ИСХОДНЫЙ ТЕКСТ
Каков же внутренний смысл этой позиции, чем она оборачивается на практике и столь ли она красива, как кажется на первый взгляд? Почему она не нашла прямого выражения в УПК РФ? Давайте рассудим!
Статья 297 УПК РФ требует, чтобы приговор был законным, обоснованным и справедливым. Законность, обоснованность и справедливость приговора трактуется этой же статьёй как его соответствие требованиям УПК РФ и правильное применение УК РФ. Следовательно, УПК РФ не требует буквально, чтобы приговор обязательно основывался на истине, но концентрирует внимание на соблюдении процедуры сбора, анализа и оценки доказательств.

Иными словами, добросовестного судью в большей степени должно заботить то, насколько корректно с формальной точки зрения собраны улики, чем то, какая в деле кроется "правда" или "истина". Поиск "истины" в том смысле, в каком её может понимать по отдельности каждый конкретный человек (а судья, что ни говори, тоже человек) довольно скоро может разойтись с соблюдением буквы закона, а это уже прямой путь к "рабоче-крестьянскому правосознанию, свободному от формальных пут", то есть попросту к произволу.

В приведённом выше примере информация об осведомлённости Редько о преступных намерениях группы поступила в дело с грубыми нарушениями процедуры. Однако, "ради установления истины" в том виде, в котором она представилась (или была удобна) должностным лицам, этими нарушениями решили пренебречь.

На этом основании мне представляется, что формальная безупречность доказательств важнее "установления истины" (в том, что две этих категории в практике российского уголовного судопроизводства именно противостоят, я не сомневаюсь). Кроме того, я не сомневаюсь, что суд не является и не может являться органом, который "устанавливает истину по уголовному делу". Так, при рассмотрении дела судом присяжных, может получиться, будто истина устанавливается голосованием, а это уже абсурд.

Давайте примем во внимание, что процесс сбора доказательств направлен, прежде всего, на преодоление презумпции невиновности. В связи с этим признание "истины" в качестве конечной цели судопроизводства глубоко противоречит этому фундаментальному правовому принципу. Если считать что суд "устанавливает истину", то фактически сбор и оценка доказательств обвинения и установление истины сливаются в одном процессе, а истина логически состоит в виновности подсудимого.

Мне кажется, что эти мотивы, кроме названных ранее, лежат в основе обвинительного уклона российских судов. Уклона до такой степени сильного, что он препятствует не только вынесению оправдательных приговоров , но даже и переквалификации действий подсудимого на другую статью УК РФ, предусматривающую менее строгое наказание, о чём могла бы пойти речь в приведённом в этой статье примере, если посмотреть на него с точки зрения эксцесса исполнителей.

ПОКАЗАННЫЕ ДАННЫЕ
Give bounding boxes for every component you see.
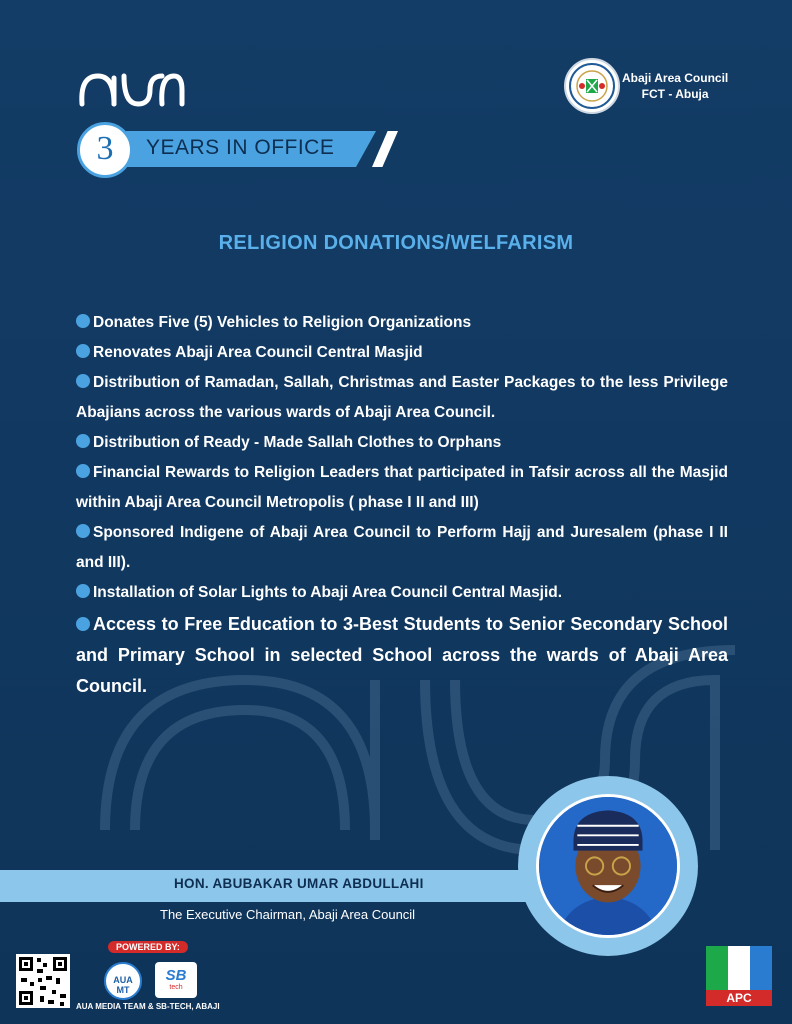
list-item-text: Sponsored Indigene of Abaji Area Council to Perform Hajj and Juresalem (phase I II and III).	[76, 524, 728, 571]
list-item-text: Financial Rewards to Religion Leaders that participated in Tafsir across all the Masjid within Abaji Area Council Metropolis ( phase I II and III)	[76, 464, 728, 511]
aua-logo-icon	[76, 66, 186, 110]
bullet-icon	[76, 344, 90, 358]
bullet-icon	[76, 314, 90, 328]
years-in-office-text: YEARS IN OFFICE	[146, 136, 335, 159]
list-item-text: Installation of Solar Lights to Abaji Area Council Central Masjid.	[93, 584, 563, 601]
bullet-icon	[76, 464, 90, 478]
years-in-office-banner	[96, 131, 402, 167]
section-title: RELIGION DONATIONS/WELFARISM	[218, 232, 574, 254]
chairman-role: The Executive Chairman, Abaji Area Council	[160, 907, 416, 922]
years-number: 3	[96, 130, 114, 167]
bullet-icon	[76, 524, 90, 538]
council-line-1: Abaji Area Council	[622, 71, 729, 85]
chairman-portrait	[536, 794, 680, 938]
bullet-icon	[76, 617, 90, 631]
bullet-icon	[76, 584, 90, 598]
sb-badge-text: SB	[165, 967, 187, 984]
list-item	[76, 308, 728, 338]
sb-tech-logo	[155, 962, 197, 998]
bullet-icon	[76, 434, 90, 448]
list-item	[76, 368, 728, 428]
list-item-text: Renovates Abaji Area Council Central Masjid	[93, 344, 423, 361]
list-item	[76, 609, 728, 702]
aua-media-team-logo	[104, 962, 142, 1000]
list-item-text: Donates Five (5) Vehicles to Religion Organizations	[93, 314, 472, 331]
list-item	[76, 338, 728, 368]
list-item-text: Access to Free Education to 3-Best Students to Senior Secondary School and Primary School in selected School across the wards of Abaji Area Council.	[76, 614, 728, 696]
council-line-2: FCT - Abuja	[641, 87, 709, 101]
media-team-credit: AUA MEDIA TEAM & SB-TECH, ABAJI	[76, 1002, 220, 1011]
party-label: APC	[706, 990, 772, 1006]
list-item-text: Distribution of Ready - Made Sallah Clothes to Orphans	[93, 434, 502, 451]
coat-of-arms-icon	[564, 58, 620, 114]
list-item	[76, 458, 728, 518]
council-name	[622, 70, 728, 102]
apc-flag-icon	[706, 946, 772, 1006]
bullet-icon	[76, 374, 90, 388]
achievement-list	[76, 308, 728, 702]
list-item	[76, 518, 728, 578]
chairman-name: HON. ABUBAKAR UMAR ABDULLAHI	[174, 876, 424, 891]
aua-badge-text: AUA MT	[113, 975, 133, 995]
qr-code-icon	[16, 954, 70, 1008]
years-badge	[77, 122, 133, 178]
list-item	[76, 428, 728, 458]
list-item-text: Distribution of Ramadan, Sallah, Christmas and Easter Packages to the less Privilege Abajians across the various wards of Abaji Area Council.	[76, 374, 728, 421]
list-item	[76, 578, 728, 608]
sb-badge-subtext: tech	[169, 984, 183, 991]
powered-by-label: POWERED BY:	[108, 941, 188, 953]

ПИСЬМЕННОЕ ЗАДАНИЕ A
Перепиши строки данных, начиная со строки с "list-item-text: Sponsored Indigene" и заканчивая строкой с "years-in-office-text: YEARS IN", заменив "bullet-icon" на "marker-icon". Больше ничего не меняй.
ПИСЬМЕННОЕ ЗАДАНИЕ B
Продолжи текст о том, должен ли суд устанавливать истину по уголовному делу.
Текст и строки данных никак не связаны друг с другом.

РЕЗУЛЬТАТ A
list-item-text: Sponsored Indigene of Abaji Area Council to Perform Hajj and Juresalem (phase I II and III).	[76, 524, 728, 571]
list-item-text: Financial Rewards to Religion Leaders that participated in Tafsir across all the Masjid within Abaji Area Council Metropolis ( phase I II and III)	[76, 464, 728, 511]
aua-logo-icon	[76, 66, 186, 110]
marker-icon	[76, 344, 90, 358]
marker-icon	[76, 314, 90, 328]
years-in-office-text: YEARS IN OFFICE	[146, 136, 335, 159]

РЕЗУЛЬТАТ B
УПК РСФСР был, в отношении рассматриваемых нами элементов, довольно непоследователен. Так, статья 20 УПК РСФСР указывает, что "суд, прокурор, следователь и лицо, производящее дознание, обязаны принять все предусмотренные законом меры для всестороннего, полного и объективного исследования обстоятельств дела". Как мы видим, прямо "устанавливать истину" закон никого из перечисленных участников процесса не обязывал, хотя требование "объективного исследования обстоятельств" и означает, в сущности, то же самое. Отсутствовало слово "истина" и в статьях 69, 71 УПК РСФСР.

Однако статья 257 УПК РСФСР содержала правило, в соответствии с которым "Если раздельное разбирательство затруднит установление истины, всё производство по делу приостанавливается". В той статье УПК, где речь не идёт о доказывании, законодатель всё-таки "проговорился", что в основе советского уголовно-процессуального законодательства всё-таки лежала идея "установления истины" в суде.

Авторы действующего УПК РФ, видимо, придерживаются точки зрения, которая близка той, которую поддерживаю здесь я. По крайней мере, мне не удалось найти в тексте Уголовно-процессуального кодекса каких-либо следов критикуемой мною концепции. Однако это вовсе не значит, что она мертва. Напротив, она активно проявляет себя в судебной практике, часто встречается в текстах процессуальных документов (особенно о продлении содержания обвиняемого или подсудимого под стражей, где он постоянно "может воспрепятствовать установлению истины по уголовному делу"). Кроме практического, эта "ползучая идея" оказывает и сильнейшее психологическое воздействие на судей и сотрудников прокуратуры, мол, "мы тут истину устанавливаем, чего ты, адвокатишка, нам мешаешь".

Недаром УПК РСФСР не рассматривал защитника как субъекта процесса доказывания ни на стадии сбора улик ни на стадии их оценки. Правда, статья 70 УПК РСФСР устанавливала, что доказательства "могут быть представлены", в частности, и защитником. Только каким образом они могли быть им получены, оставалось загадкой.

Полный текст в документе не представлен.